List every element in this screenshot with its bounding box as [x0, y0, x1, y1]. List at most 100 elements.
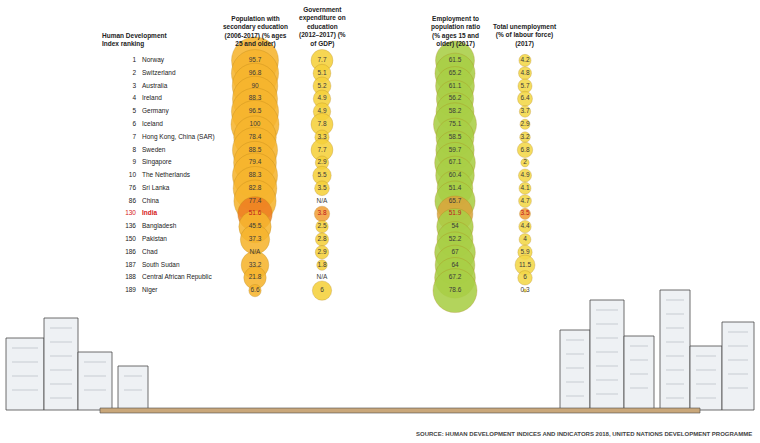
svg-text:Human DevelopmentIndex ranking: Human DevelopmentIndex ranking: [102, 32, 167, 48]
svg-text:6.4: 6.4: [520, 94, 529, 101]
svg-text:3.2: 3.2: [520, 133, 529, 140]
svg-text:3.5: 3.5: [317, 184, 326, 191]
svg-text:60.4: 60.4: [449, 171, 462, 178]
svg-text:Australia: Australia: [142, 82, 168, 89]
svg-text:Germany: Germany: [142, 107, 169, 115]
svg-text:5: 5: [132, 107, 136, 114]
svg-text:5.2: 5.2: [317, 82, 326, 89]
svg-text:SOURCE: HUMAN DEVELOPMENT INDI: SOURCE: HUMAN DEVELOPMENT INDICES AND IN…: [416, 431, 752, 437]
svg-text:67.2: 67.2: [449, 273, 462, 280]
svg-text:67: 67: [451, 248, 459, 255]
svg-text:88.3: 88.3: [249, 171, 262, 178]
svg-text:Iceland: Iceland: [142, 120, 163, 127]
svg-text:88.5: 88.5: [249, 146, 262, 153]
svg-text:1: 1: [132, 56, 136, 63]
svg-text:Ireland: Ireland: [142, 94, 162, 101]
svg-text:Total unemployment(% of labour: Total unemployment(% of labour force)(20…: [493, 23, 557, 48]
svg-text:Sweden: Sweden: [142, 146, 166, 153]
svg-text:Central African Republic: Central African Republic: [142, 273, 212, 281]
svg-text:54: 54: [451, 222, 459, 229]
svg-text:4.9: 4.9: [317, 107, 326, 114]
svg-text:4.8: 4.8: [520, 69, 529, 76]
svg-text:186: 186: [125, 248, 136, 255]
svg-text:6: 6: [523, 273, 527, 280]
svg-text:7.7: 7.7: [317, 146, 326, 153]
svg-text:1.8: 1.8: [317, 261, 326, 268]
svg-text:4.7: 4.7: [520, 197, 529, 204]
svg-text:77.4: 77.4: [249, 197, 262, 204]
svg-text:90: 90: [251, 82, 259, 89]
svg-text:Niger: Niger: [142, 286, 158, 294]
svg-text:Governmentexpenditure oneducat: Governmentexpenditure oneducation(2012–2…: [299, 6, 346, 48]
svg-text:4.1: 4.1: [520, 184, 529, 191]
svg-text:3.8: 3.8: [317, 209, 326, 216]
svg-text:Sri Lanka: Sri Lanka: [142, 184, 170, 191]
svg-text:5.7: 5.7: [520, 82, 529, 89]
svg-text:7: 7: [132, 133, 136, 140]
svg-text:6.6: 6.6: [250, 286, 259, 293]
svg-text:95.7: 95.7: [249, 56, 262, 63]
svg-text:4: 4: [523, 235, 527, 242]
svg-text:The Netherlands: The Netherlands: [142, 171, 191, 178]
svg-text:3.3: 3.3: [317, 133, 326, 140]
svg-text:65.2: 65.2: [449, 69, 462, 76]
svg-text:67.1: 67.1: [449, 158, 462, 165]
svg-text:11.5: 11.5: [519, 261, 532, 268]
svg-text:78.6: 78.6: [449, 286, 462, 293]
svg-text:59.7: 59.7: [449, 146, 462, 153]
svg-text:Employment topopulation ratio(: Employment topopulation ratio(% ages 15 …: [431, 15, 480, 48]
svg-text:2.9: 2.9: [317, 158, 326, 165]
svg-text:188: 188: [125, 273, 136, 280]
svg-text:N/A: N/A: [317, 197, 329, 204]
svg-text:82.8: 82.8: [249, 184, 262, 191]
svg-text:78.4: 78.4: [249, 133, 262, 140]
svg-text:33.2: 33.2: [249, 261, 262, 268]
svg-text:4.9: 4.9: [520, 171, 529, 178]
svg-text:4: 4: [132, 94, 136, 101]
svg-text:61.1: 61.1: [449, 82, 462, 89]
svg-text:45.5: 45.5: [249, 222, 262, 229]
svg-text:189: 189: [125, 286, 136, 293]
svg-text:96.8: 96.8: [249, 69, 262, 76]
svg-text:58.2: 58.2: [449, 107, 462, 114]
svg-text:N/A: N/A: [317, 273, 329, 280]
svg-text:10: 10: [129, 171, 137, 178]
svg-text:7.8: 7.8: [317, 120, 326, 127]
svg-text:South Sudan: South Sudan: [142, 261, 180, 268]
svg-text:0.3: 0.3: [520, 286, 529, 293]
svg-text:Chad: Chad: [142, 248, 158, 255]
svg-text:Singapore: Singapore: [142, 158, 172, 166]
svg-text:5.5: 5.5: [317, 171, 326, 178]
svg-text:India: India: [142, 209, 158, 216]
svg-text:4.4: 4.4: [520, 222, 529, 229]
svg-text:3.7: 3.7: [520, 107, 529, 114]
svg-text:N/A: N/A: [250, 248, 262, 255]
svg-text:2.5: 2.5: [317, 222, 326, 229]
svg-text:Pakistan: Pakistan: [142, 235, 167, 242]
svg-text:88.3: 88.3: [249, 94, 262, 101]
svg-text:2.8: 2.8: [317, 235, 326, 242]
svg-text:4.2: 4.2: [520, 56, 529, 63]
svg-text:51.4: 51.4: [449, 184, 462, 191]
svg-text:2.9: 2.9: [317, 248, 326, 255]
svg-text:5.1: 5.1: [317, 69, 326, 76]
svg-text:21.8: 21.8: [249, 273, 262, 280]
svg-text:5.9: 5.9: [520, 248, 529, 255]
svg-text:3.5: 3.5: [520, 209, 529, 216]
svg-text:2.9: 2.9: [520, 120, 529, 127]
svg-text:2: 2: [523, 158, 527, 165]
svg-text:Hong Kong, China (SAR): Hong Kong, China (SAR): [142, 133, 215, 141]
svg-text:51.6: 51.6: [249, 209, 262, 216]
svg-text:Switzerland: Switzerland: [142, 69, 176, 76]
svg-text:51.9: 51.9: [449, 209, 462, 216]
svg-text:China: China: [142, 197, 159, 204]
svg-text:130: 130: [125, 209, 136, 216]
svg-text:7.7: 7.7: [317, 56, 326, 63]
svg-text:6.8: 6.8: [520, 146, 529, 153]
svg-text:136: 136: [125, 222, 136, 229]
svg-text:Norway: Norway: [142, 56, 165, 64]
svg-text:2: 2: [132, 69, 136, 76]
svg-text:61.5: 61.5: [449, 56, 462, 63]
svg-text:3: 3: [132, 82, 136, 89]
svg-text:86: 86: [129, 197, 137, 204]
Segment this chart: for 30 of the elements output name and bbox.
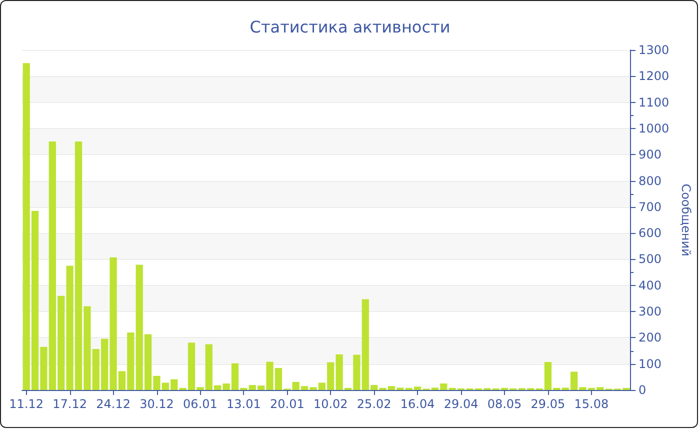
x-tick-label: 30.12 [140, 397, 174, 411]
y-tick-label: 600 [638, 226, 662, 240]
chart-title: Статистика активности [250, 18, 450, 36]
y-tick-label: 1200 [638, 69, 670, 84]
x-tick-label: 15.08 [574, 397, 609, 411]
y-tick-label: 1100 [638, 95, 670, 110]
x-tick-label: 13.01 [226, 397, 261, 411]
y-tick-label: 0 [638, 383, 646, 397]
x-tick-label: 25.02 [356, 397, 392, 411]
y-tick-label: 900 [638, 148, 662, 162]
y-axis-title: Сообщений [679, 184, 693, 256]
x-tick-label: 06.01 [183, 397, 218, 411]
y-tick-label: 400 [638, 278, 662, 292]
y-tick-label: 500 [638, 252, 662, 266]
x-tick-label: 29.04 [444, 397, 478, 411]
x-tick-label: 17.12 [52, 397, 87, 411]
y-tick-label: 1300 [638, 43, 670, 57]
x-tick-label: 11.12 [9, 397, 44, 411]
y-tick-label: 1000 [638, 121, 670, 136]
x-tick-label: 08.05 [487, 397, 522, 411]
y-tick-label: 200 [638, 330, 662, 345]
y-tick-label: 800 [638, 174, 662, 188]
x-tick-label: 29.05 [530, 397, 566, 411]
y-tick-label: 100 [638, 356, 662, 371]
x-tick-label: 10.02 [313, 397, 348, 411]
x-tick-label: 20.01 [270, 397, 304, 411]
y-tick-label: 700 [638, 200, 662, 214]
y-tick-label: 300 [638, 304, 662, 319]
x-tick-label: 24.12 [96, 397, 130, 411]
x-tick-label: 16.04 [400, 397, 435, 411]
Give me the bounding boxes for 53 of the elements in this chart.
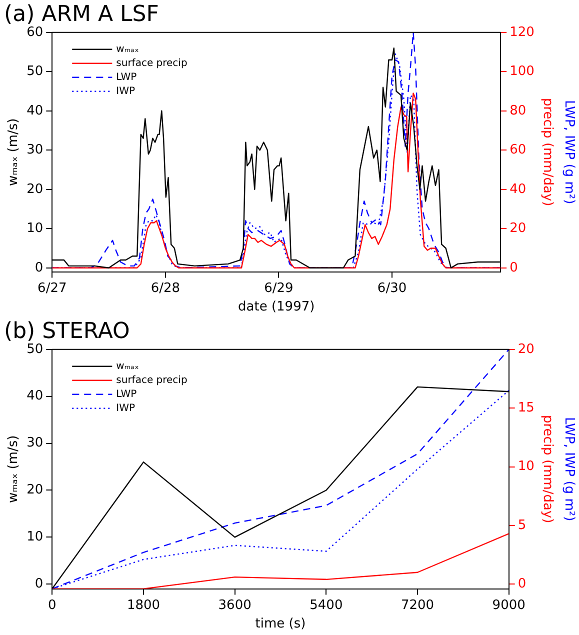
x-tick-label: 7200 xyxy=(400,598,434,613)
y-tick-label: 30 xyxy=(26,142,44,158)
y2-axis-title: precip (mm/day) xyxy=(540,98,555,206)
y-tick-label: 50 xyxy=(26,64,44,80)
legend-label: IWP xyxy=(116,402,136,414)
y-tick-label: 20 xyxy=(26,182,44,197)
x-axis-title: date (1997) xyxy=(238,300,315,315)
x-axis-title: time (s) xyxy=(255,616,306,632)
y-tick-label: 30 xyxy=(26,436,44,451)
y2-tick-label: 120 xyxy=(510,24,534,40)
x-tick-label: 6/29 xyxy=(264,280,294,296)
y-axis-title: wₘₐₓ (m/s) xyxy=(6,435,22,503)
y-tick-label: 40 xyxy=(26,103,44,118)
y-tick-label: 0 xyxy=(34,260,44,276)
y-tick-label: 10 xyxy=(26,530,44,545)
legend-label: LWP xyxy=(116,72,137,83)
x-tick-label: 6/27 xyxy=(38,280,67,296)
y2-tick-label: 20 xyxy=(518,342,534,357)
y2-tick-label: 15 xyxy=(518,400,534,416)
x-tick-label: 9000 xyxy=(492,598,526,613)
text: LWP, IWP (g m²) xyxy=(562,417,577,522)
y2-tick-label: 10 xyxy=(518,459,534,474)
y-axis-title: wₘₐₓ (m/s) xyxy=(6,118,22,186)
x-tick-label: 1800 xyxy=(126,598,160,613)
legend-label: surface precip xyxy=(116,58,188,69)
y-tick-label: 60 xyxy=(26,24,44,40)
y2-tick-label: 5 xyxy=(518,518,526,533)
text: LWP, IWP (g m²) xyxy=(562,100,577,204)
y2-tick-label: 20 xyxy=(510,221,526,236)
y-tick-label: 50 xyxy=(26,342,44,357)
y2-tick-label: 100 xyxy=(510,64,534,80)
y-tick-label: 10 xyxy=(26,221,44,236)
x-tick-label: 0 xyxy=(48,598,56,613)
legend-label: surface precip xyxy=(116,374,188,386)
y-tick-label: 0 xyxy=(34,576,44,592)
x-tick-label: 6/28 xyxy=(150,280,180,296)
chart-title: (b) STERAO xyxy=(4,318,130,344)
y2-tick-label: 0 xyxy=(518,576,526,592)
y2-tick-label: 40 xyxy=(510,182,526,197)
y2-axis-title: precip (mm/day) xyxy=(540,414,555,524)
y2-tick-label: 80 xyxy=(510,103,526,118)
y2-tick-label: 60 xyxy=(510,142,526,158)
y-tick-label: 40 xyxy=(26,388,44,404)
legend-label: wₘₐₓ xyxy=(116,44,139,55)
x-tick-label: 3600 xyxy=(218,598,252,613)
x-tick-label: 6/30 xyxy=(377,280,407,296)
legend-label: wₘₐₓ xyxy=(116,360,139,372)
legend-label: LWP xyxy=(116,388,137,400)
y-tick-label: 20 xyxy=(26,482,44,498)
y2-tick-label: 0 xyxy=(510,260,518,276)
legend-label: IWP xyxy=(116,86,136,97)
chart-title: (a) ARM A LSF xyxy=(4,2,159,27)
x-tick-label: 5400 xyxy=(310,598,343,613)
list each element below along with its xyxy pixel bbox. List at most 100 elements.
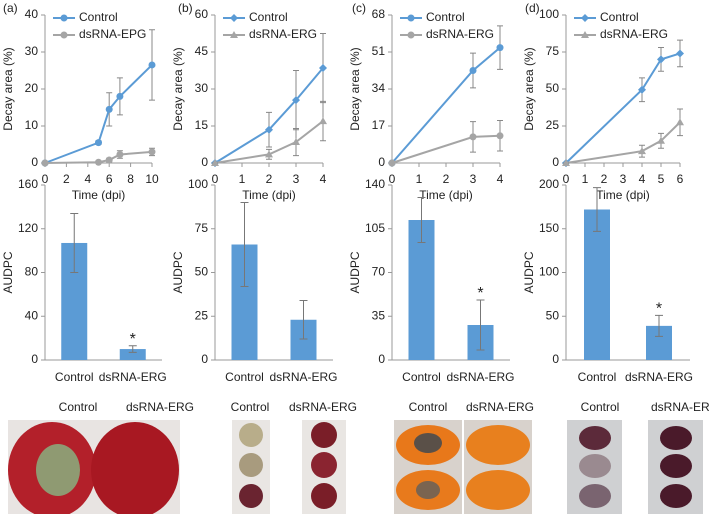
error-bar [299,300,308,340]
x-tick-label: dsRNA-ERG [99,370,167,384]
fruit [466,425,530,465]
photo-label: dsRNA-ERG [289,400,357,414]
y-tick-label: 0 [552,155,559,169]
y-axis-label: AUDPC [522,251,536,293]
fruit [579,484,611,508]
y-axis-label: Decay area (%) [171,47,185,130]
y-tick-label: 17 [372,118,386,132]
photo-label: Control [409,400,448,414]
fruit [579,426,611,450]
point [657,55,665,64]
y-tick-label: 50 [195,265,209,279]
panel-label: (b) [178,1,193,15]
x-tick-label: Control [225,370,264,384]
x-tick-label: dsRNA-ERG [446,370,514,384]
bar [408,220,435,360]
y-tick-label: 200 [539,177,559,191]
error-bar [128,345,137,353]
point [496,132,504,140]
y-tick-label: 0 [378,352,385,366]
legend-marker [230,14,238,22]
y-axis-label: Decay area (%) [348,47,362,130]
x-tick-label: 1 [239,172,246,186]
x-tick-label: Control [402,370,441,384]
legend-label: Control [79,10,118,24]
y-tick-label: 75 [546,44,560,58]
panel-label: (a) [3,1,18,15]
y-axis-label: Decay area (%) [1,47,15,130]
x-tick-label: 2 [63,172,70,186]
fruit [311,483,337,509]
point [638,85,646,94]
panel-label: (c) [352,1,366,15]
x-tick-label: 0 [212,172,219,186]
y-tick-label: 120 [18,221,38,235]
x-tick-label: 4 [84,172,91,186]
line [565,52,681,164]
y-axis-label: AUDPC [1,251,15,293]
x-tick-label: 3 [470,172,477,186]
error-bar [476,299,485,351]
x-tick-label: 1 [416,172,423,186]
photo-label: Control [231,400,270,414]
x-axis-label: Time (dpi) [419,188,473,202]
line [44,64,153,164]
significance-mark: * [656,301,662,318]
point [292,96,300,105]
photo-label: Control [59,400,98,414]
error-bar [655,314,663,337]
point [116,92,124,100]
x-tick-label: dsRNA-ERG [269,370,337,384]
fruit [466,470,530,510]
line [565,121,681,164]
y-tick-label: 50 [546,81,560,95]
point [676,118,684,126]
point [638,147,646,155]
legend-marker [581,31,589,38]
x-tick-label: 4 [497,172,504,186]
point [562,159,570,166]
y-tick-label: 40 [25,7,39,21]
fruit [660,484,692,508]
fruit [239,484,263,508]
x-tick-label: 6 [677,172,684,186]
significance-mark: * [477,285,483,302]
x-tick-label: Control [578,370,617,384]
x-tick-label: 4 [320,172,327,186]
point [319,64,327,73]
point [148,148,156,156]
photo-label: Control [581,400,620,414]
x-tick-label: 4 [639,172,646,186]
y-tick-label: 51 [372,44,386,58]
bar [119,349,146,360]
point [469,67,477,74]
x-tick-label: 10 [145,172,159,186]
photo-label: dsRNA-ERG [466,400,534,414]
photo-label: dsRNA-ERG [651,400,709,414]
legend-label: Control [426,10,465,24]
point [388,159,396,167]
y-tick-label: 0 [31,352,38,366]
decay-spot [414,433,442,453]
y-tick-label: 15 [195,118,209,132]
legend-marker [60,31,68,39]
error-bar [593,187,601,232]
point [265,150,273,158]
y-tick-label: 40 [25,308,39,322]
y-tick-label: 50 [546,308,560,322]
fruit [660,454,692,478]
y-tick-label: 60 [195,7,209,21]
decay-spot [36,444,80,496]
error-bar [417,197,426,243]
point [41,159,49,167]
x-axis-label: Time (dpi) [242,188,296,202]
line [214,67,324,164]
x-axis-label: Time (dpi) [596,188,650,202]
x-tick-label: 6 [106,172,113,186]
x-tick-label: dsRNA-ERG [625,370,693,384]
point [496,44,504,52]
legend-label: Control [249,10,288,24]
y-tick-label: 150 [539,221,559,235]
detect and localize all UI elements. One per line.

- **Task directions**
Change "x-axis-title" to "x-axis-label" in the stretch from the line containing "x-tick-label: 7200 xyxy=(400,598,434,613)" through the line containing "y2-tick-label: 100 xyxy=(510,64,534,80)". Write out only those lines, with nothing else altered.

- **Response to this exercise**
x-tick-label: 7200 xyxy=(400,598,434,613)
y-tick-label: 30 xyxy=(26,142,44,158)
y2-axis-title: precip (mm/day) xyxy=(540,98,555,206)
y-tick-label: 50 xyxy=(26,64,44,80)
legend-label: IWP xyxy=(116,402,136,414)
y-tick-label: 20 xyxy=(26,182,44,197)
x-axis-label: date (1997) xyxy=(238,300,315,315)
x-axis-label: time (s) xyxy=(255,616,306,632)
y-tick-label: 30 xyxy=(26,436,44,451)
y2-tick-label: 120 xyxy=(510,24,534,40)
x-tick-label: 6/29 xyxy=(264,280,294,296)
y-axis-title: wₘₐₓ (m/s) xyxy=(6,435,22,503)
y-tick-label: 40 xyxy=(26,103,44,118)
y-tick-label: 0 xyxy=(34,260,44,276)
y-tick-label: 10 xyxy=(26,530,44,545)
legend-label: LWP xyxy=(116,72,137,83)
x-tick-label: 6/27 xyxy=(38,280,67,296)
y2-tick-label: 20 xyxy=(518,342,534,357)
y2-tick-label: 15 xyxy=(518,400,534,416)
x-tick-label: 9000 xyxy=(492,598,526,613)
text: LWP, IWP (g m²) xyxy=(562,417,577,522)
y2-tick-label: 10 xyxy=(518,459,534,474)
y-axis-title: wₘₐₓ (m/s) xyxy=(6,118,22,186)
x-tick-label: 1800 xyxy=(126,598,160,613)
legend-label: surface precip xyxy=(116,58,188,69)
y-tick-label: 60 xyxy=(26,24,44,40)
y2-tick-label: 5 xyxy=(518,518,526,533)
text: LWP, IWP (g m²) xyxy=(562,100,577,204)
y2-tick-label: 20 xyxy=(510,221,526,236)
y-tick-label: 50 xyxy=(26,342,44,357)
y2-tick-label: 100 xyxy=(510,64,534,80)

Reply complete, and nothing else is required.